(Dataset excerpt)
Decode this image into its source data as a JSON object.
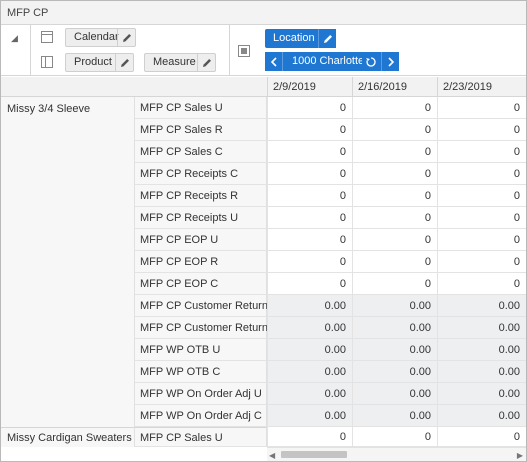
{
  "window": {
    "title": "MFP CP"
  },
  "pivot": {
    "calendar_label": "Calendar",
    "product_label": "Product",
    "measure_label": "Measure",
    "location_label": "Location",
    "location_value": "1000 Charlotte",
    "icons": [
      "collapse-triangle-icon",
      "row-axis-icon",
      "edit-pencil-icon",
      "column-axis-icon",
      "chevron-left-icon",
      "chevron-right-icon",
      "reset-icon"
    ]
  },
  "columns": [
    "2/9/2019",
    "2/16/2019",
    "2/23/2019"
  ],
  "groups": [
    {
      "name": "Missy 3/4 Sleeve",
      "rows": [
        {
          "label": "MFP CP Sales U",
          "values": [
            "0",
            "0",
            "0"
          ]
        },
        {
          "label": "MFP CP Sales R",
          "values": [
            "0",
            "0",
            "0"
          ]
        },
        {
          "label": "MFP CP Sales C",
          "values": [
            "0",
            "0",
            "0"
          ]
        },
        {
          "label": "MFP CP Receipts C",
          "values": [
            "0",
            "0",
            "0"
          ]
        },
        {
          "label": "MFP CP Receipts R",
          "values": [
            "0",
            "0",
            "0"
          ]
        },
        {
          "label": "MFP CP Receipts U",
          "values": [
            "0",
            "0",
            "0"
          ]
        },
        {
          "label": "MFP CP EOP U",
          "values": [
            "0",
            "0",
            "0"
          ]
        },
        {
          "label": "MFP CP EOP R",
          "values": [
            "0",
            "0",
            "0"
          ]
        },
        {
          "label": "MFP CP EOP C",
          "values": [
            "0",
            "0",
            "0"
          ]
        },
        {
          "label": "MFP CP Customer Returns U",
          "values": [
            "0.00",
            "0.00",
            "0.00"
          ]
        },
        {
          "label": "MFP CP Customer Returns R",
          "values": [
            "0.00",
            "0.00",
            "0.00"
          ]
        },
        {
          "label": "MFP WP OTB U",
          "values": [
            "0.00",
            "0.00",
            "0.00"
          ]
        },
        {
          "label": "MFP WP OTB C",
          "values": [
            "0.00",
            "0.00",
            "0.00"
          ]
        },
        {
          "label": "MFP WP On Order Adj U",
          "values": [
            "0.00",
            "0.00",
            "0.00"
          ]
        },
        {
          "label": "MFP WP On Order Adj C",
          "values": [
            "0.00",
            "0.00",
            "0.00"
          ]
        }
      ]
    },
    {
      "name": "Missy Cardigan Sweaters",
      "rows": [
        {
          "label": "MFP CP Sales U",
          "values": [
            "0",
            "0",
            "0"
          ]
        }
      ]
    }
  ],
  "colors": {
    "accent": "#1f77d2",
    "shaded_cell": "#eeeff1",
    "header_bg": "#f2f2f2"
  }
}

SET PROBLEM:
Return each line of the listing that holds the string "name".

EXPECTED ANSWER:
      "name": "Missy 3/4 Sleeve",
      "name": "Missy Cardigan Sweaters",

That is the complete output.